**Required work**:
Carry none of the pictures over; write out the complete data exactly.
[start Task data]
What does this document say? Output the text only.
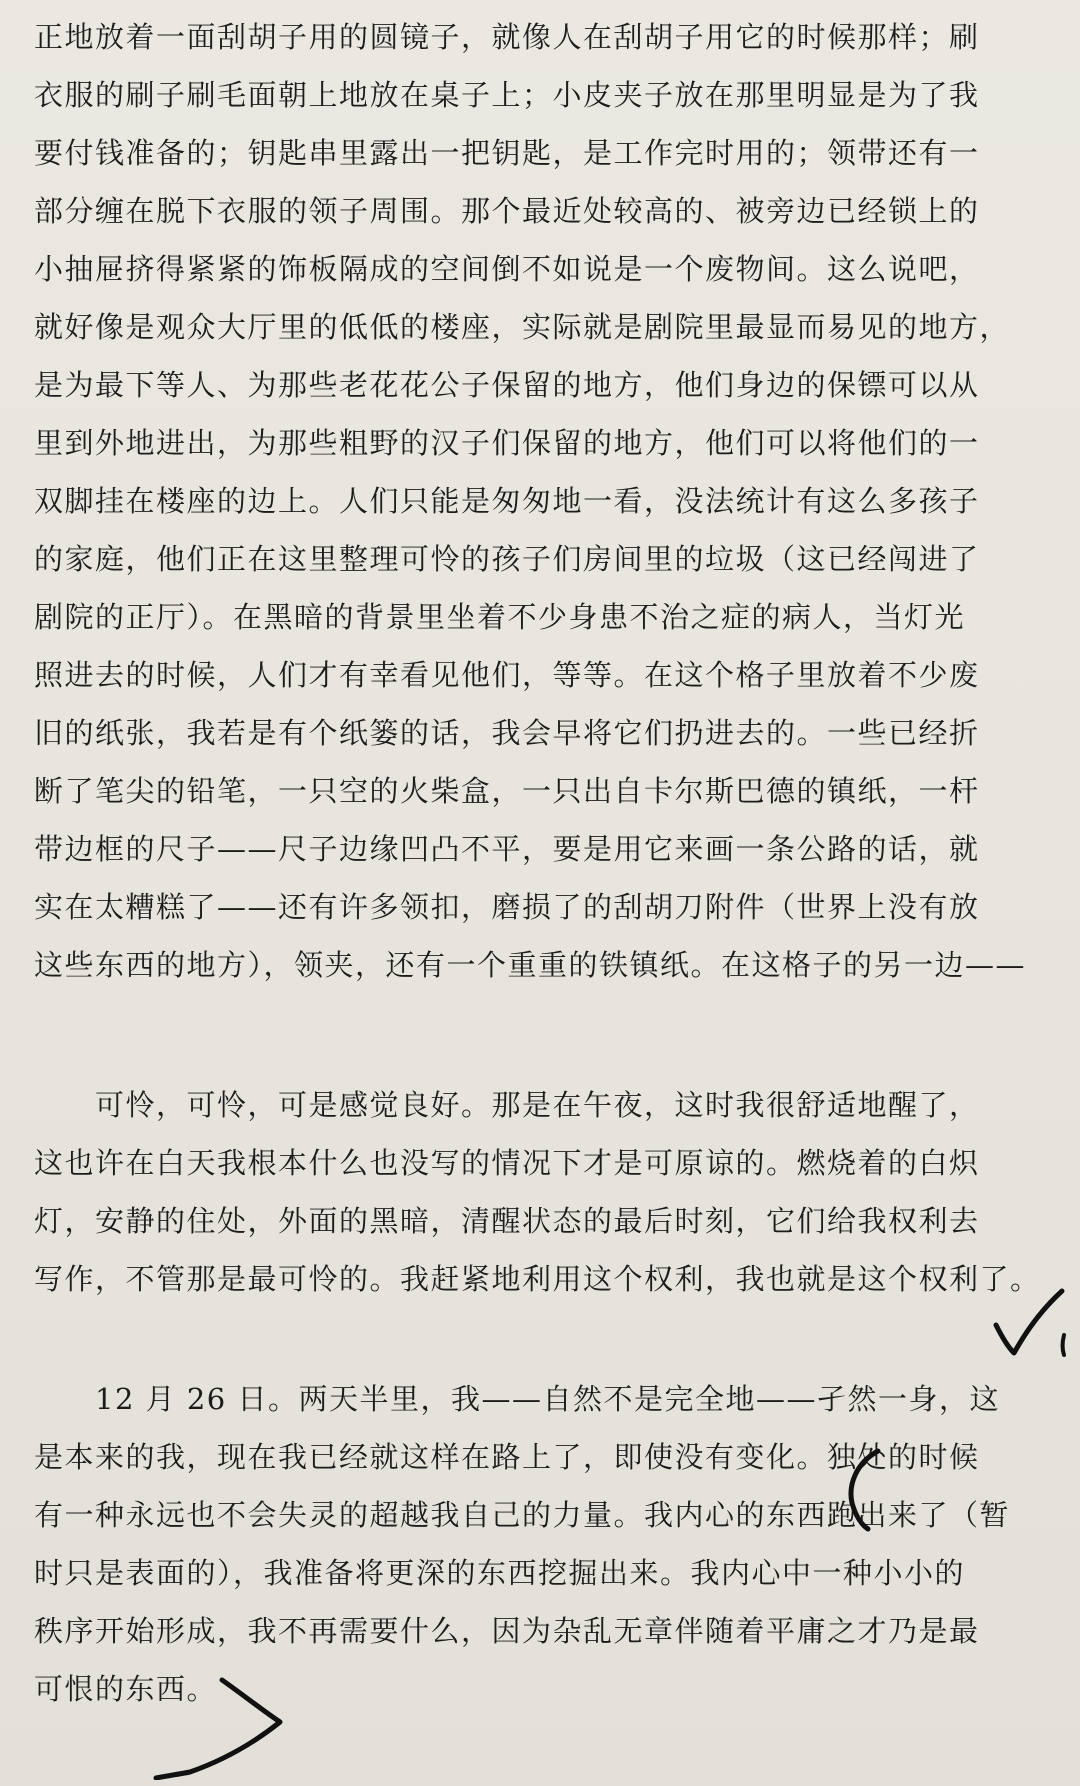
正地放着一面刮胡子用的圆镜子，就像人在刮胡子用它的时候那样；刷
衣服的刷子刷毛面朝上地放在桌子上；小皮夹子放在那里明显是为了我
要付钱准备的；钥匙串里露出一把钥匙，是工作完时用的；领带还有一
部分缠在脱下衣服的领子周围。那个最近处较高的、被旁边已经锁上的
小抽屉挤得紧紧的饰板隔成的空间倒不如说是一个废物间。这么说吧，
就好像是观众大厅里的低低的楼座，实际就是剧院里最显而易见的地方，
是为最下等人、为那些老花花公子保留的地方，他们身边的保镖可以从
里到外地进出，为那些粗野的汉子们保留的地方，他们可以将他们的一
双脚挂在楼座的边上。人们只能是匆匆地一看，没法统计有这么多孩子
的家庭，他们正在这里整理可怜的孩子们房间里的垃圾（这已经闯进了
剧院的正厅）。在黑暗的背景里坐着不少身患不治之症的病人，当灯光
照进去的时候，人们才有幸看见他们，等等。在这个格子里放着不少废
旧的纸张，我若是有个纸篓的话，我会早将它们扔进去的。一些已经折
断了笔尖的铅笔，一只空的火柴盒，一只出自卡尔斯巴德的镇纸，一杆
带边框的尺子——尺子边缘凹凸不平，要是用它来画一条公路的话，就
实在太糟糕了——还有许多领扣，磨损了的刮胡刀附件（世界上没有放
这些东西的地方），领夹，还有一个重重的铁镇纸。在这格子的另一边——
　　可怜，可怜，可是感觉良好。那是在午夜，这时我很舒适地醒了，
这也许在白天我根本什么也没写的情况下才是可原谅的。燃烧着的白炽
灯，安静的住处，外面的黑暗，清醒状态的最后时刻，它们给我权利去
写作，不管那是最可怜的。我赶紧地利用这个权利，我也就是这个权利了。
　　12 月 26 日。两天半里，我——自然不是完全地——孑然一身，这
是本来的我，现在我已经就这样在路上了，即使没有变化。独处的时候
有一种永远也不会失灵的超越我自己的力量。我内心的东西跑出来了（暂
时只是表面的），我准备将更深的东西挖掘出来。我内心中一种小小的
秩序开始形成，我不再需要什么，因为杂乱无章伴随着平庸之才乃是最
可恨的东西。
[end Task data]
**Exercise answer**:
What does this document say? Output the text only.
正地放着一面刮胡子用的圆镜子，就像人在刮胡子用它的时候那样；刷
衣服的刷子刷毛面朝上地放在桌子上；小皮夹子放在那里明显是为了我
要付钱准备的；钥匙串里露出一把钥匙，是工作完时用的；领带还有一
部分缠在脱下衣服的领子周围。那个最近处较高的、被旁边已经锁上的
小抽屉挤得紧紧的饰板隔成的空间倒不如说是一个废物间。这么说吧，
就好像是观众大厅里的低低的楼座，实际就是剧院里最显而易见的地方，
是为最下等人、为那些老花花公子保留的地方，他们身边的保镖可以从
里到外地进出，为那些粗野的汉子们保留的地方，他们可以将他们的一
双脚挂在楼座的边上。人们只能是匆匆地一看，没法统计有这么多孩子
的家庭，他们正在这里整理可怜的孩子们房间里的垃圾（这已经闯进了
剧院的正厅）。在黑暗的背景里坐着不少身患不治之症的病人，当灯光
照进去的时候，人们才有幸看见他们，等等。在这个格子里放着不少废
旧的纸张，我若是有个纸篓的话，我会早将它们扔进去的。一些已经折
断了笔尖的铅笔，一只空的火柴盒，一只出自卡尔斯巴德的镇纸，一杆
带边框的尺子——尺子边缘凹凸不平，要是用它来画一条公路的话，就
实在太糟糕了——还有许多领扣，磨损了的刮胡刀附件（世界上没有放
这些东西的地方），领夹，还有一个重重的铁镇纸。在这格子的另一边——
　　可怜，可怜，可是感觉良好。那是在午夜，这时我很舒适地醒了，
这也许在白天我根本什么也没写的情况下才是可原谅的。燃烧着的白炽
灯，安静的住处，外面的黑暗，清醒状态的最后时刻，它们给我权利去
写作，不管那是最可怜的。我赶紧地利用这个权利，我也就是这个权利了。
　　12 月 26 日。两天半里，我——自然不是完全地——孑然一身，这
是本来的我，现在我已经就这样在路上了，即使没有变化。独处的时候
有一种永远也不会失灵的超越我自己的力量。我内心的东西跑出来了（暂
时只是表面的），我准备将更深的东西挖掘出来。我内心中一种小小的
秩序开始形成，我不再需要什么，因为杂乱无章伴随着平庸之才乃是最
可恨的东西。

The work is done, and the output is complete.